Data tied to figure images
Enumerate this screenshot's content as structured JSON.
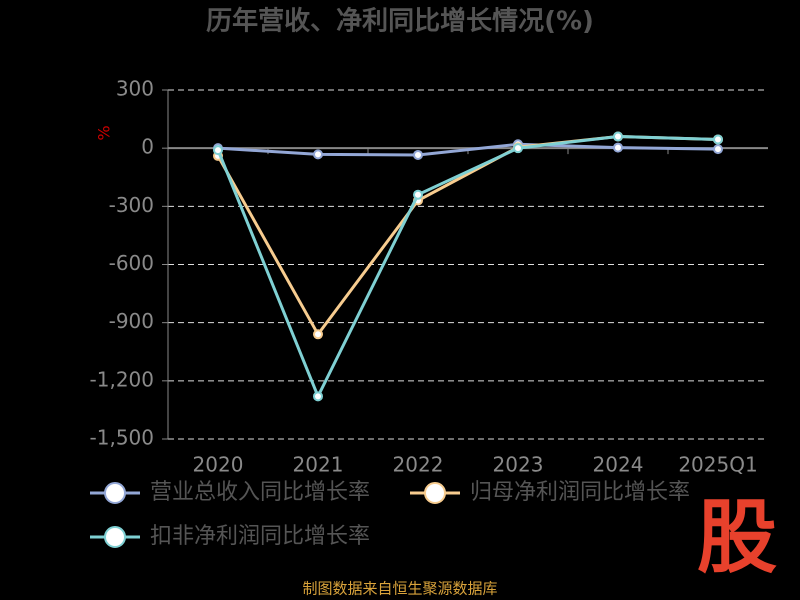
{
  "chart_data": {
    "type": "line",
    "title": "历年营收、净利同比增长情况(%)",
    "y_label": "%",
    "categories": [
      "2020",
      "2021",
      "2022",
      "2023",
      "2024",
      "2025Q1"
    ],
    "series": [
      {
        "name": "营业总收入同比增长率",
        "color": "#93a7d6",
        "values": [
          0,
          -32,
          -35,
          20,
          3,
          -5
        ]
      },
      {
        "name": "归母净利润同比增长率",
        "color": "#f7cc8f",
        "values": [
          -40,
          -960,
          -270,
          5,
          60,
          45
        ]
      },
      {
        "name": "扣非净利润同比增长率",
        "color": "#7fd0d3",
        "values": [
          -10,
          -1280,
          -240,
          0,
          60,
          45
        ]
      }
    ],
    "ylim": [
      -1500,
      300
    ],
    "yticks": [
      300,
      0,
      -300,
      -600,
      -900,
      {
        "value": -1200,
        "label": "-1,200"
      },
      {
        "value": -1500,
        "label": "-1,500"
      }
    ],
    "grid": true,
    "source": "制图数据来自恒生聚源数据库",
    "logo": "股"
  }
}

## Goal
Count each line where the string "color" occurs, and write only the number.

## The output
3